TASK TO CARRY OUT:
Copy the listing verbatim, excluding any images found in it.

#####

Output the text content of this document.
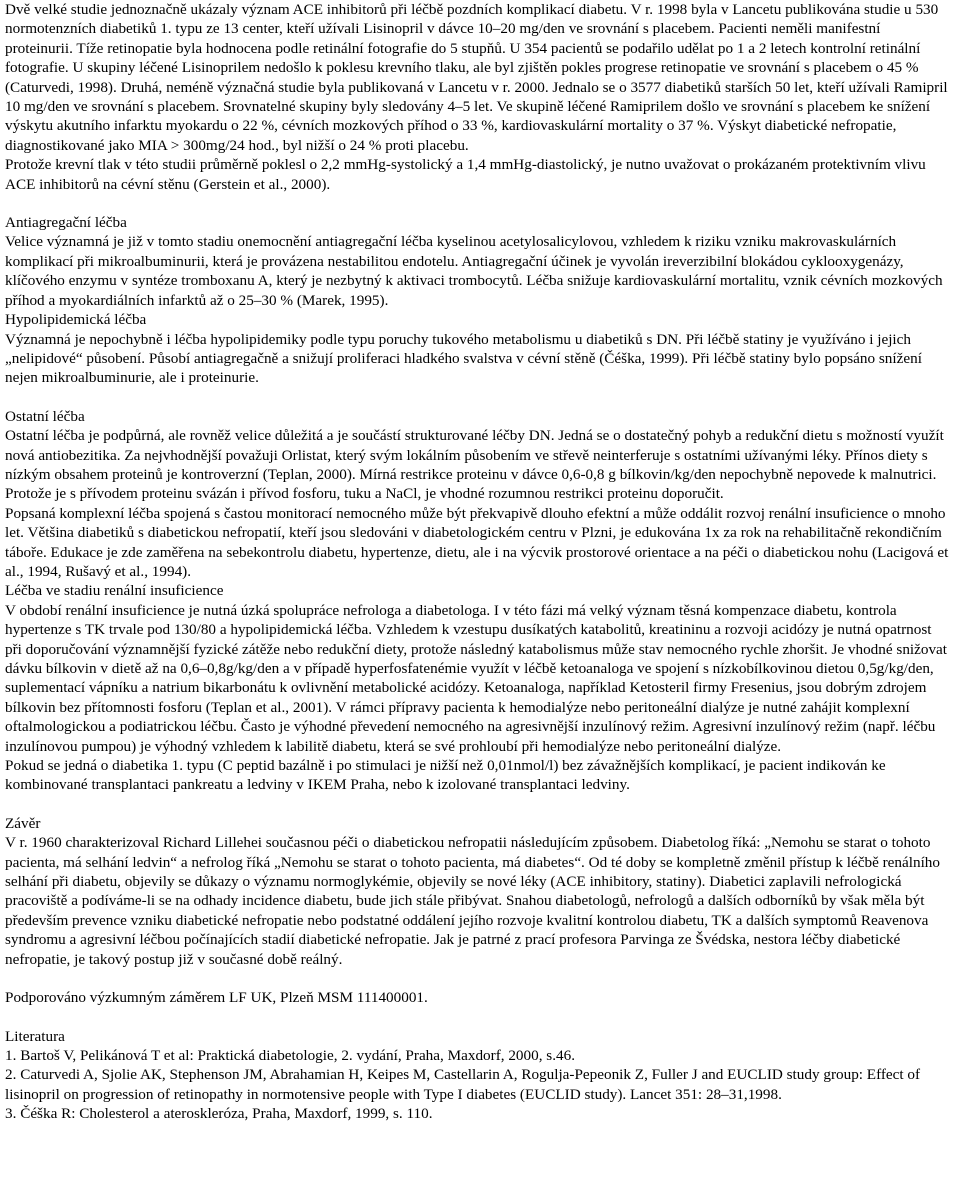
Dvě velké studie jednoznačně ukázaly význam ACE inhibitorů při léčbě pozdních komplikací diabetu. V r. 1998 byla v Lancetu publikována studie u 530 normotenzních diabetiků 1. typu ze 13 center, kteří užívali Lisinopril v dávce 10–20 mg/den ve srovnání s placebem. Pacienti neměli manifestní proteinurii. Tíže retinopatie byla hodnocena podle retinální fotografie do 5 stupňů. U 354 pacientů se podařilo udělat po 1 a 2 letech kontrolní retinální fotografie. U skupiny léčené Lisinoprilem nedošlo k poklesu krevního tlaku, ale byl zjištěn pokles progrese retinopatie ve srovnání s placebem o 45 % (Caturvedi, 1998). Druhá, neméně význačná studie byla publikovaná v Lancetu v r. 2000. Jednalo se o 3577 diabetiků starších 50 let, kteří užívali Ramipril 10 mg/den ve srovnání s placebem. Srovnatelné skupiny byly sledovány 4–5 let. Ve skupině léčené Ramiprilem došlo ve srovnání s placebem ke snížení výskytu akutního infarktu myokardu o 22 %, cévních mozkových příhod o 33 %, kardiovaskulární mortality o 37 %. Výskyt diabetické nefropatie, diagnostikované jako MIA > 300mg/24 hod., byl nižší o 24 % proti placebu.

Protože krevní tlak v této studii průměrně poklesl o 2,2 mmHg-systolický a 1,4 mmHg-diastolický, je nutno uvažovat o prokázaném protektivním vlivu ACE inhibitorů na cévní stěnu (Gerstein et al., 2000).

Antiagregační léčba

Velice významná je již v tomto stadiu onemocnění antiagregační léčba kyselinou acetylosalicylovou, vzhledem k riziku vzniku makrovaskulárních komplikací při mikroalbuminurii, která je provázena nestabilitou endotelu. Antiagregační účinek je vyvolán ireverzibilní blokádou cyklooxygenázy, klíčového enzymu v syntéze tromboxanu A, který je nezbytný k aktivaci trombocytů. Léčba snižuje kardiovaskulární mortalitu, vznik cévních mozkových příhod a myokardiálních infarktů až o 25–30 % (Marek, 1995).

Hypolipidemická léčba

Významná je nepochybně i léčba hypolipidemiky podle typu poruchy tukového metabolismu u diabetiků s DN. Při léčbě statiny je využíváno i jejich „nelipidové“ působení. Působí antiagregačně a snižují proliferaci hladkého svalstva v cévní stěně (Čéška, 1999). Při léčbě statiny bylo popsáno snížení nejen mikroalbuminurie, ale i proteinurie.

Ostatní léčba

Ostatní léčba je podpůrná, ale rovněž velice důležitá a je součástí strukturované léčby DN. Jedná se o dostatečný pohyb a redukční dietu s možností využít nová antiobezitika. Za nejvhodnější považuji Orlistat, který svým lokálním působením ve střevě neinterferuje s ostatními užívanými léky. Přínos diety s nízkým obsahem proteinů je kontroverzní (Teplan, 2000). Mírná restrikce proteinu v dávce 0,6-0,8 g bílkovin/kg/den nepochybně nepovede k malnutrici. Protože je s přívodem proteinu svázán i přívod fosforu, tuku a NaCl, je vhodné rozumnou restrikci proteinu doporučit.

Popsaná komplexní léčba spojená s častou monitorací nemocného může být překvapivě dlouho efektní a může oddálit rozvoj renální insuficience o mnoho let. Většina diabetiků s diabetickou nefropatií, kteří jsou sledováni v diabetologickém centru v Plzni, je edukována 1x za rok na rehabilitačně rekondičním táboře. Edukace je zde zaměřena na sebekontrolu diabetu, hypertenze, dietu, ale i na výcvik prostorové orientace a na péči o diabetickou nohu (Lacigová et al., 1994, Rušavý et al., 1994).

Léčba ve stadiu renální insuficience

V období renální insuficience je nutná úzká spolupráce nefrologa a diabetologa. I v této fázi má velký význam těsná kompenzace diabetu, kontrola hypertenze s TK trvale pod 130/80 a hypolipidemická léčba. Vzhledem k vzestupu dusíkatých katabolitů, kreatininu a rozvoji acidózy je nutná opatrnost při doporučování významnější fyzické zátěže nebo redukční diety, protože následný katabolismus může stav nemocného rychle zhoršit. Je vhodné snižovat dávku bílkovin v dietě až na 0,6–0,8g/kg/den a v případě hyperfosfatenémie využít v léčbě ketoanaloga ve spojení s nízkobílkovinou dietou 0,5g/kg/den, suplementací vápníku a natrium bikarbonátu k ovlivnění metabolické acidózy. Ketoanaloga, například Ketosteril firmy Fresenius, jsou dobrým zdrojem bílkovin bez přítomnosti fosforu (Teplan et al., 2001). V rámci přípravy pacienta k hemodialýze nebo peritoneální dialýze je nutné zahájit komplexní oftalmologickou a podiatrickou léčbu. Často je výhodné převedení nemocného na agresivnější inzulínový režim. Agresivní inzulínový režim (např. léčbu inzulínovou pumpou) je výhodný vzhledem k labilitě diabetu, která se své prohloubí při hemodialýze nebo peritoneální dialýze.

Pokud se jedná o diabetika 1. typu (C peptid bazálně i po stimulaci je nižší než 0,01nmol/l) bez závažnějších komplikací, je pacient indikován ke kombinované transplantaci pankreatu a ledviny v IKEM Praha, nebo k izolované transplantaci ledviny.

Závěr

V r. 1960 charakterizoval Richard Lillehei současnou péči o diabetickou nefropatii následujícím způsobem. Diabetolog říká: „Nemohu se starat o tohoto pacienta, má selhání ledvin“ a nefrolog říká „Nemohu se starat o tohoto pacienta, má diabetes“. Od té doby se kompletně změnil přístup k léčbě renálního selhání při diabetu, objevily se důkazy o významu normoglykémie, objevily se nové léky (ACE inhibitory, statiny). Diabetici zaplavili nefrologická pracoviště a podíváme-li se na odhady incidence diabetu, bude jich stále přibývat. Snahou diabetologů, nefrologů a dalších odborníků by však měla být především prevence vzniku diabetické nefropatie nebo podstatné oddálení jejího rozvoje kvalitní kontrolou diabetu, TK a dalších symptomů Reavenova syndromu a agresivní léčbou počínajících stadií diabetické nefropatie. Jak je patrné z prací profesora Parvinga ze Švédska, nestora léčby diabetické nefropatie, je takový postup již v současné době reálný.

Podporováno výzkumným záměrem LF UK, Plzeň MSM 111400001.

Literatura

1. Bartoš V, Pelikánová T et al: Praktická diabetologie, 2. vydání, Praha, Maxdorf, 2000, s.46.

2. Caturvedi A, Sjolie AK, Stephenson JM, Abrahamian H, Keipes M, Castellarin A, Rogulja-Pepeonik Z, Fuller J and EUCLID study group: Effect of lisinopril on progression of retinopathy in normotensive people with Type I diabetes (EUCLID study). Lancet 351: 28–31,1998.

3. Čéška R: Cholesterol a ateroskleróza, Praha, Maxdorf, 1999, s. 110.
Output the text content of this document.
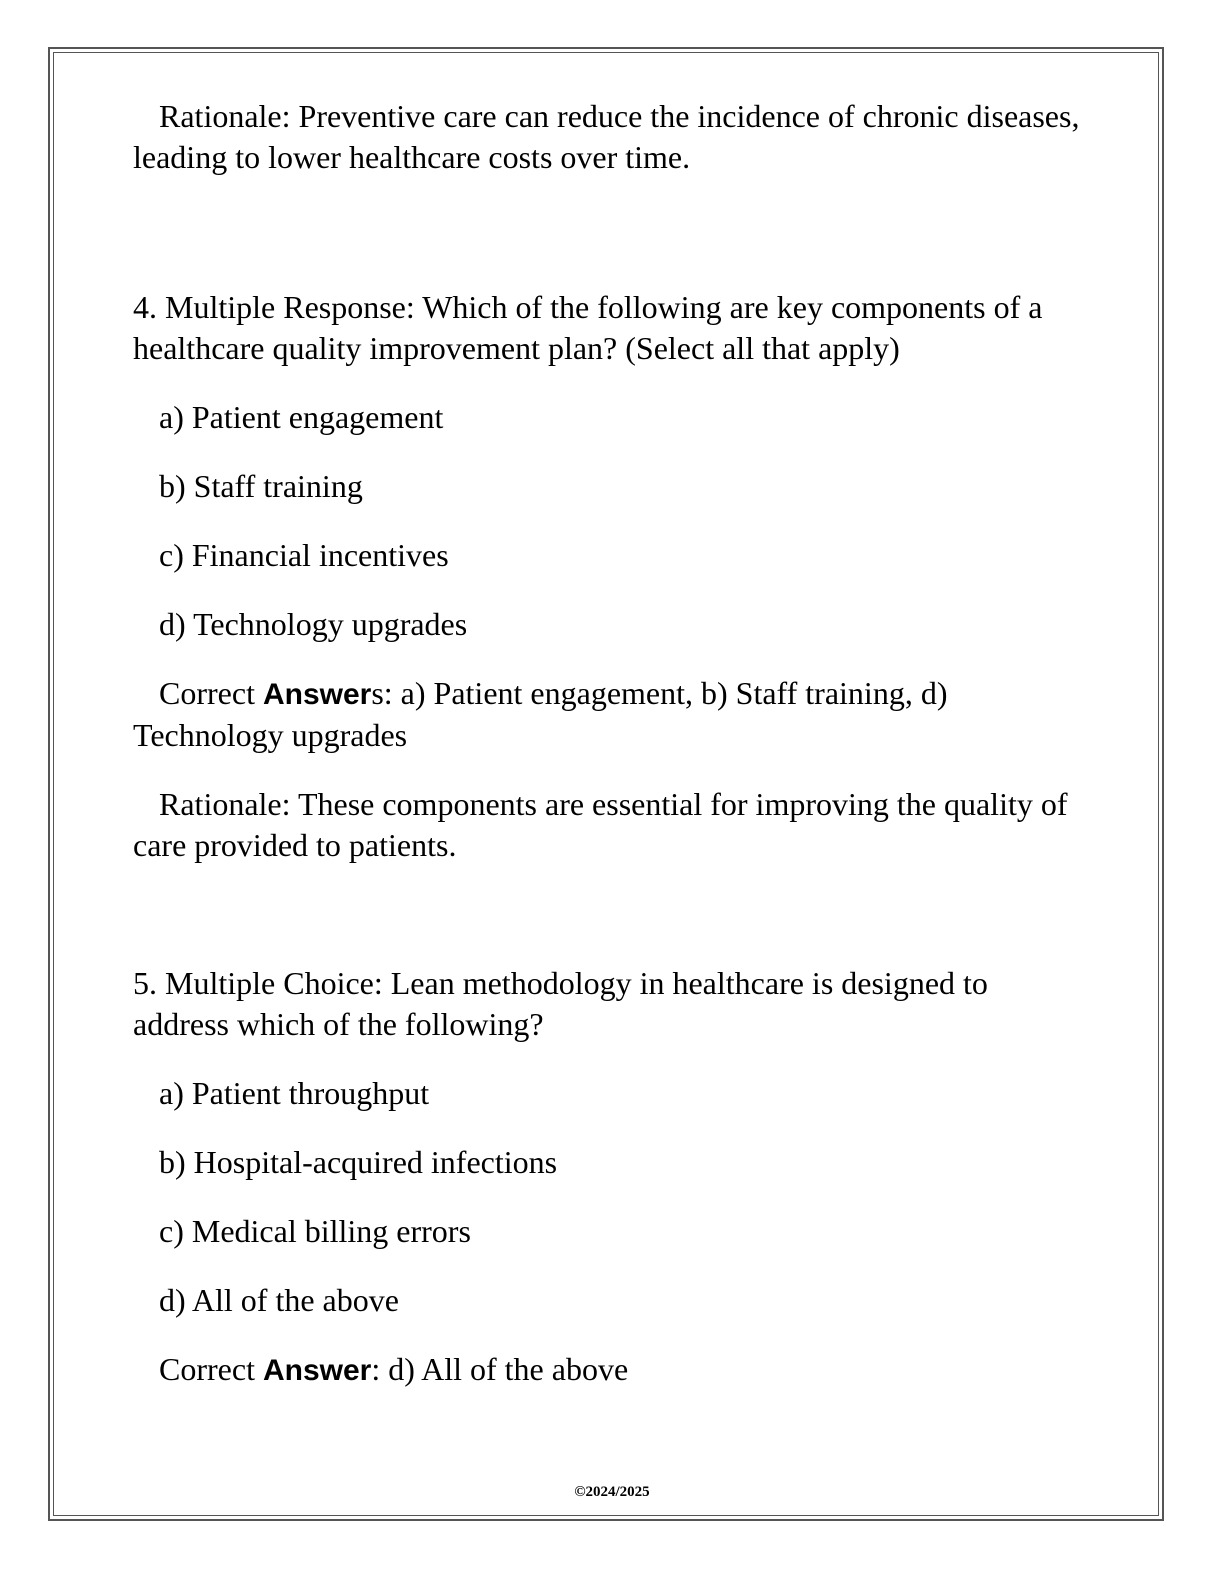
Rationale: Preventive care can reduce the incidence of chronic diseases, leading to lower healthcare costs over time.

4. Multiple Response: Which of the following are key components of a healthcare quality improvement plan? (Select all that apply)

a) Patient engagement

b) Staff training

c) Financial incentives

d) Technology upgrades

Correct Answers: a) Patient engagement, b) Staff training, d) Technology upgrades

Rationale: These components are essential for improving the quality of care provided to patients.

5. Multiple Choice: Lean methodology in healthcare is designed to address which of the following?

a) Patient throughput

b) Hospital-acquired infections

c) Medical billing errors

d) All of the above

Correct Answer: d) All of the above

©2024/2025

#####

ANSWER SPACE:
Output the text content of this document.
Dvě velké studie jednoznačně ukázaly význam ACE inhibitorů při léčbě pozdních komplikací diabetu. V r. 1998 byla v Lancetu publikována studie u 530 normotenzních diabetiků 1. typu ze 13 center, kteří užívali Lisinopril v dávce 10–20 mg/den ve srovnání s placebem. Pacienti neměli manifestní proteinurii. Tíže retinopatie byla hodnocena podle retinální fotografie do 5 stupňů. U 354 pacientů se podařilo udělat po 1 a 2 letech kontrolní retinální fotografie. U skupiny léčené Lisinoprilem nedošlo k poklesu krevního tlaku, ale byl zjištěn pokles progrese retinopatie ve srovnání s placebem o 45 % (Caturvedi, 1998). Druhá, neméně význačná studie byla publikovaná v Lancetu v r. 2000. Jednalo se o 3577 diabetiků starších 50 let, kteří užívali Ramipril 10 mg/den ve srovnání s placebem. Srovnatelné skupiny byly sledovány 4–5 let. Ve skupině léčené Ramiprilem došlo ve srovnání s placebem ke snížení výskytu akutního infarktu myokardu o 22 %, cévních mozkových příhod o 33 %, kardiovaskulární mortality o 37 %. Výskyt diabetické nefropatie, diagnostikované jako MIA > 300mg/24 hod., byl nižší o 24 % proti placebu.

Protože krevní tlak v této studii průměrně poklesl o 2,2 mmHg-systolický a 1,4 mmHg-diastolický, je nutno uvažovat o prokázaném protektivním vlivu ACE inhibitorů na cévní stěnu (Gerstein et al., 2000).

Antiagregační léčba

Velice významná je již v tomto stadiu onemocnění antiagregační léčba kyselinou acetylosalicylovou, vzhledem k riziku vzniku makrovaskulárních komplikací při mikroalbuminurii, která je provázena nestabilitou endotelu. Antiagregační účinek je vyvolán ireverzibilní blokádou cyklooxygenázy, klíčového enzymu v syntéze tromboxanu A, který je nezbytný k aktivaci trombocytů. Léčba snižuje kardiovaskulární mortalitu, vznik cévních mozkových příhod a myokardiálních infarktů až o 25–30 % (Marek, 1995).

Hypolipidemická léčba

Významná je nepochybně i léčba hypolipidemiky podle typu poruchy tukového metabolismu u diabetiků s DN. Při léčbě statiny je využíváno i jejich „nelipidové“ působení. Působí antiagregačně a snižují proliferaci hladkého svalstva v cévní stěně (Čéška, 1999). Při léčbě statiny bylo popsáno snížení nejen mikroalbuminurie, ale i proteinurie.

Ostatní léčba

Ostatní léčba je podpůrná, ale rovněž velice důležitá a je součástí strukturované léčby DN. Jedná se o dostatečný pohyb a redukční dietu s možností využít nová antiobezitika. Za nejvhodnější považuji Orlistat, který svým lokálním působením ve střevě neinterferuje s ostatními užívanými léky. Přínos diety s nízkým obsahem proteinů je kontroverzní (Teplan, 2000). Mírná restrikce proteinu v dávce 0,6-0,8 g bílkovin/kg/den nepochybně nepovede k malnutrici. Protože je s přívodem proteinu svázán i přívod fosforu, tuku a NaCl, je vhodné rozumnou restrikci proteinu doporučit.

Popsaná komplexní léčba spojená s častou monitorací nemocného může být překvapivě dlouho efektní a může oddálit rozvoj renální insuficience o mnoho let. Většina diabetiků s diabetickou nefropatií, kteří jsou sledováni v diabetologickém centru v Plzni, je edukována 1x za rok na rehabilitačně rekondičním táboře. Edukace je zde zaměřena na sebekontrolu diabetu, hypertenze, dietu, ale i na výcvik prostorové orientace a na péči o diabetickou nohu (Lacigová et al., 1994, Rušavý et al., 1994).

Léčba ve stadiu renální insuficience

V období renální insuficience je nutná úzká spolupráce nefrologa a diabetologa. I v této fázi má velký význam těsná kompenzace diabetu, kontrola hypertenze s TK trvale pod 130/80 a hypolipidemická léčba. Vzhledem k vzestupu dusíkatých katabolitů, kreatininu a rozvoji acidózy je nutná opatrnost při doporučování významnější fyzické zátěže nebo redukční diety, protože následný katabolismus může stav nemocného rychle zhoršit. Je vhodné snižovat dávku bílkovin v dietě až na 0,6–0,8g/kg/den a v případě hyperfosfatenémie využít v léčbě ketoanaloga ve spojení s nízkobílkovinou dietou 0,5g/kg/den, suplementací vápníku a natrium bikarbonátu k ovlivnění metabolické acidózy. Ketoanaloga, například Ketosteril firmy Fresenius, jsou dobrým zdrojem bílkovin bez přítomnosti fosforu (Teplan et al., 2001). V rámci přípravy pacienta k hemodialýze nebo peritoneální dialýze je nutné zahájit komplexní oftalmologickou a podiatrickou léčbu. Často je výhodné převedení nemocného na agresivnější inzulínový režim. Agresivní inzulínový režim (např. léčbu inzulínovou pumpou) je výhodný vzhledem k labilitě diabetu, která se své prohloubí při hemodialýze nebo peritoneální dialýze.

Pokud se jedná o diabetika 1. typu (C peptid bazálně i po stimulaci je nižší než 0,01nmol/l) bez závažnějších komplikací, je pacient indikován ke kombinované transplantaci pankreatu a ledviny v IKEM Praha, nebo k izolované transplantaci ledviny.

Závěr

V r. 1960 charakterizoval Richard Lillehei současnou péči o diabetickou nefropatii následujícím způsobem. Diabetolog říká: „Nemohu se starat o tohoto pacienta, má selhání ledvin“ a nefrolog říká „Nemohu se starat o tohoto pacienta, má diabetes“. Od té doby se kompletně změnil přístup k léčbě renálního selhání při diabetu, objevily se důkazy o významu normoglykémie, objevily se nové léky (ACE inhibitory, statiny). Diabetici zaplavili nefrologická pracoviště a podíváme-li se na odhady incidence diabetu, bude jich stále přibývat. Snahou diabetologů, nefrologů a dalších odborníků by však měla být především prevence vzniku diabetické nefropatie nebo podstatné oddálení jejího rozvoje kvalitní kontrolou diabetu, TK a dalších symptomů Reavenova syndromu a agresivní léčbou počínajících stadií diabetické nefropatie. Jak je patrné z prací profesora Parvinga ze Švédska, nestora léčby diabetické nefropatie, je takový postup již v současné době reálný.

Podporováno výzkumným záměrem LF UK, Plzeň MSM 111400001.

Literatura

1. Bartoš V, Pelikánová T et al: Praktická diabetologie, 2. vydání, Praha, Maxdorf, 2000, s.46.

2. Caturvedi A, Sjolie AK, Stephenson JM, Abrahamian H, Keipes M, Castellarin A, Rogulja-Pepeonik Z, Fuller J and EUCLID study group: Effect of lisinopril on progression of retinopathy in normotensive people with Type I diabetes (EUCLID study). Lancet 351: 28–31,1998.

3. Čéška R: Cholesterol a ateroskleróza, Praha, Maxdorf, 1999, s. 110.
Output the text content of this document.
Rationale: Preventive care can reduce the incidence of chronic diseases, leading to lower healthcare costs over time.

4. Multiple Response: Which of the following are key components of a healthcare quality improvement plan? (Select all that apply)

a) Patient engagement

b) Staff training

c) Financial incentives

d) Technology upgrades

Correct Answers: a) Patient engagement, b) Staff training, d) Technology upgrades

Rationale: These components are essential for improving the quality of care provided to patients.

5. Multiple Choice: Lean methodology in healthcare is designed to address which of the following?

a) Patient throughput

b) Hospital-acquired infections

c) Medical billing errors

d) All of the above

Correct Answer: d) All of the above

©2024/2025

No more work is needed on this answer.